Input data:

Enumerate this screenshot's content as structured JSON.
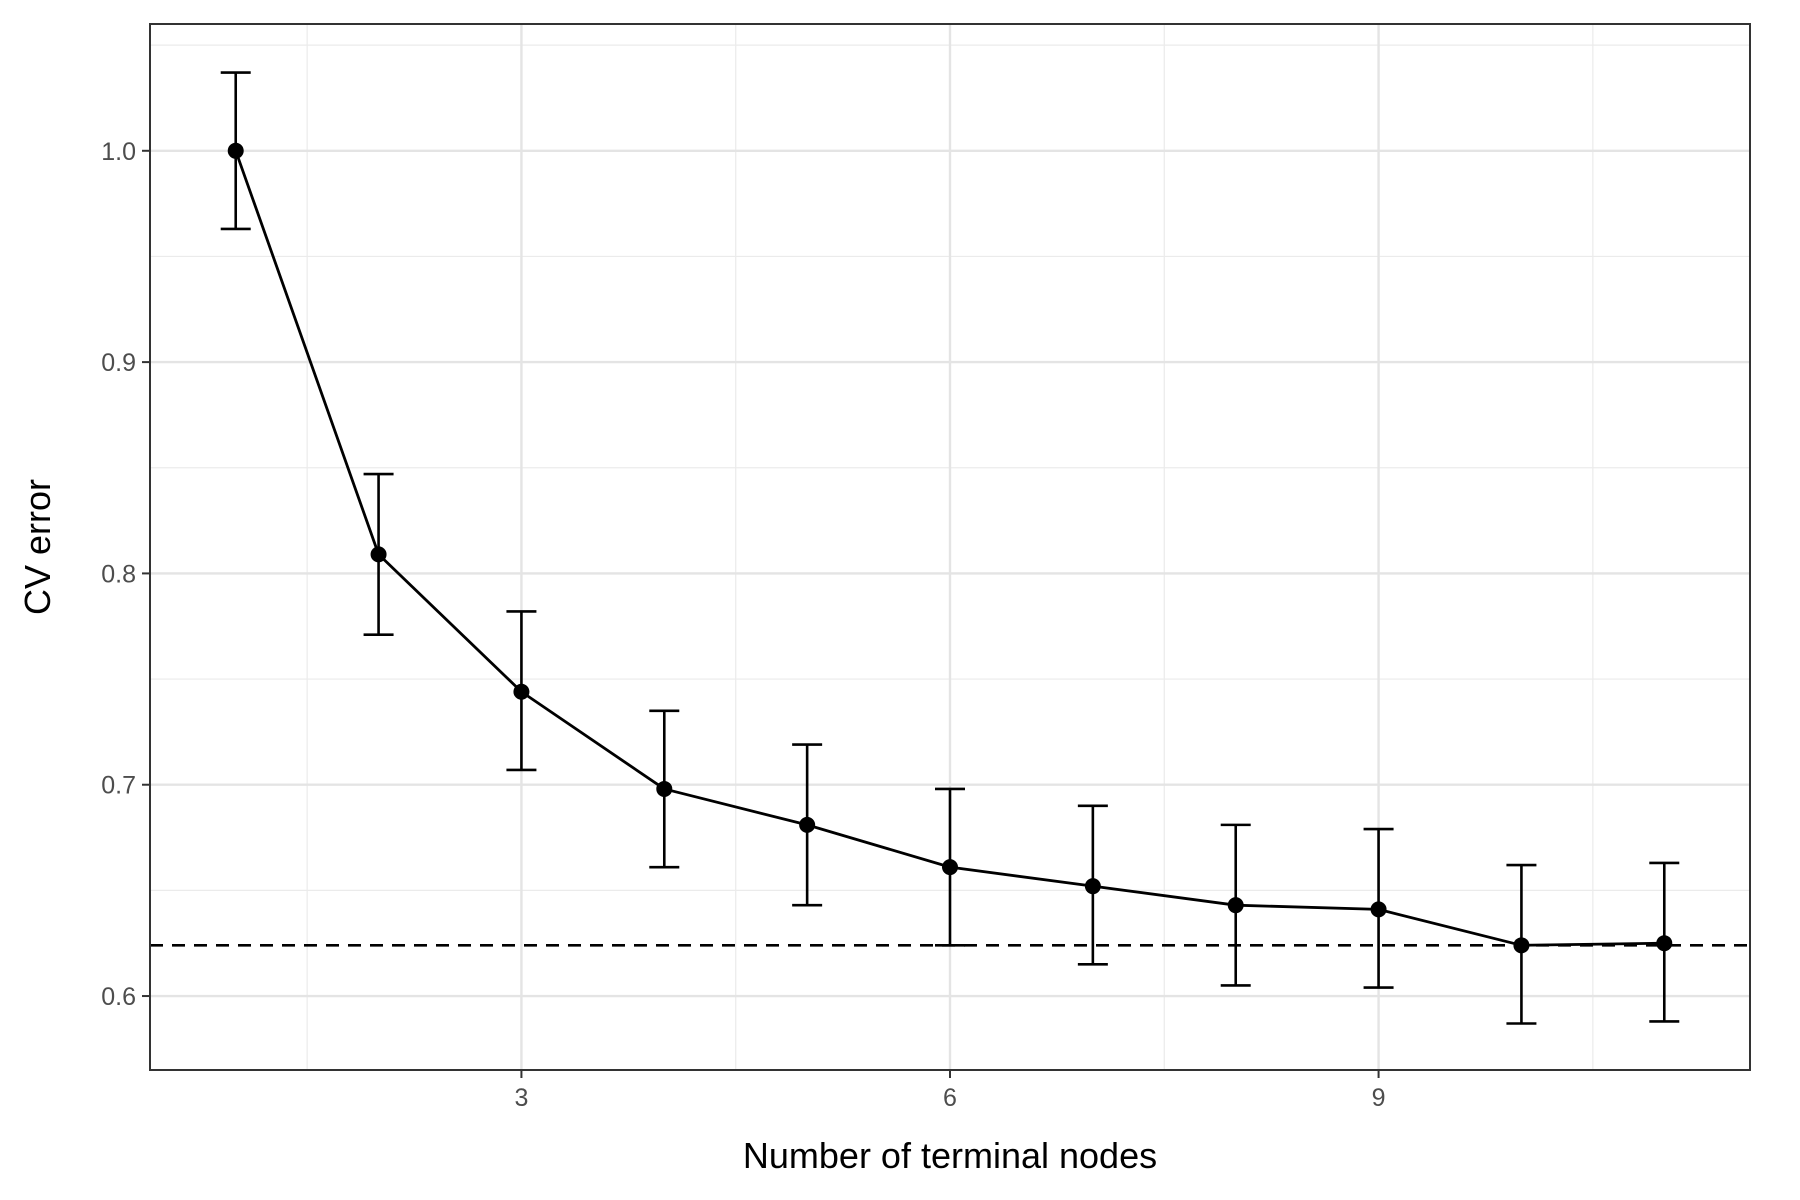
{
  "chart_data": {
    "type": "line",
    "title": "",
    "xlabel": "Number of terminal nodes",
    "ylabel": "CV error",
    "xlim": [
      0.4,
      11.6
    ],
    "ylim": [
      0.565,
      1.06
    ],
    "x_ticks": [
      3,
      6,
      9
    ],
    "x_tick_labels": [
      "3",
      "6",
      "9"
    ],
    "x_minor_ticks": [
      1.5,
      4.5,
      7.5,
      10.5
    ],
    "y_ticks": [
      0.6,
      0.7,
      0.8,
      0.9,
      1.0
    ],
    "y_tick_labels": [
      "0.6",
      "0.7",
      "0.8",
      "0.9",
      "1.0"
    ],
    "y_minor_ticks": [
      0.65,
      0.75,
      0.85,
      0.95,
      1.05
    ],
    "grid": true,
    "series": [
      {
        "x": [
          1,
          2,
          3,
          4,
          5,
          6,
          7,
          8,
          9,
          10,
          11
        ],
        "y": [
          1.0,
          0.809,
          0.744,
          0.698,
          0.681,
          0.661,
          0.652,
          0.643,
          0.641,
          0.624,
          0.625
        ],
        "err_low": [
          0.963,
          0.771,
          0.707,
          0.661,
          0.643,
          0.624,
          0.615,
          0.605,
          0.604,
          0.587,
          0.588
        ],
        "err_high": [
          1.037,
          0.847,
          0.782,
          0.735,
          0.719,
          0.698,
          0.69,
          0.681,
          0.679,
          0.662,
          0.663
        ],
        "color": "#000000"
      }
    ],
    "reference_line": {
      "y": 0.624,
      "style": "dashed",
      "color": "#000000"
    }
  }
}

Task instructions: Your copy should hold every record word for word and none of the pictures.

Finished exercise:
Enumerate this screenshot's content as structured JSON.
{
  "chart_data": {
    "type": "line",
    "title": "",
    "xlabel": "Number of terminal nodes",
    "ylabel": "CV error",
    "xlim": [
      0.4,
      11.6
    ],
    "ylim": [
      0.565,
      1.06
    ],
    "x_ticks": [
      3,
      6,
      9
    ],
    "x_tick_labels": [
      "3",
      "6",
      "9"
    ],
    "x_minor_ticks": [
      1.5,
      4.5,
      7.5,
      10.5
    ],
    "y_ticks": [
      0.6,
      0.7,
      0.8,
      0.9,
      1.0
    ],
    "y_tick_labels": [
      "0.6",
      "0.7",
      "0.8",
      "0.9",
      "1.0"
    ],
    "y_minor_ticks": [
      0.65,
      0.75,
      0.85,
      0.95,
      1.05
    ],
    "grid": true,
    "series": [
      {
        "x": [
          1,
          2,
          3,
          4,
          5,
          6,
          7,
          8,
          9,
          10,
          11
        ],
        "y": [
          1.0,
          0.809,
          0.744,
          0.698,
          0.681,
          0.661,
          0.652,
          0.643,
          0.641,
          0.624,
          0.625
        ],
        "err_low": [
          0.963,
          0.771,
          0.707,
          0.661,
          0.643,
          0.624,
          0.615,
          0.605,
          0.604,
          0.587,
          0.588
        ],
        "err_high": [
          1.037,
          0.847,
          0.782,
          0.735,
          0.719,
          0.698,
          0.69,
          0.681,
          0.679,
          0.662,
          0.663
        ],
        "color": "#000000"
      }
    ],
    "reference_line": {
      "y": 0.624,
      "style": "dashed",
      "color": "#000000"
    }
  }
}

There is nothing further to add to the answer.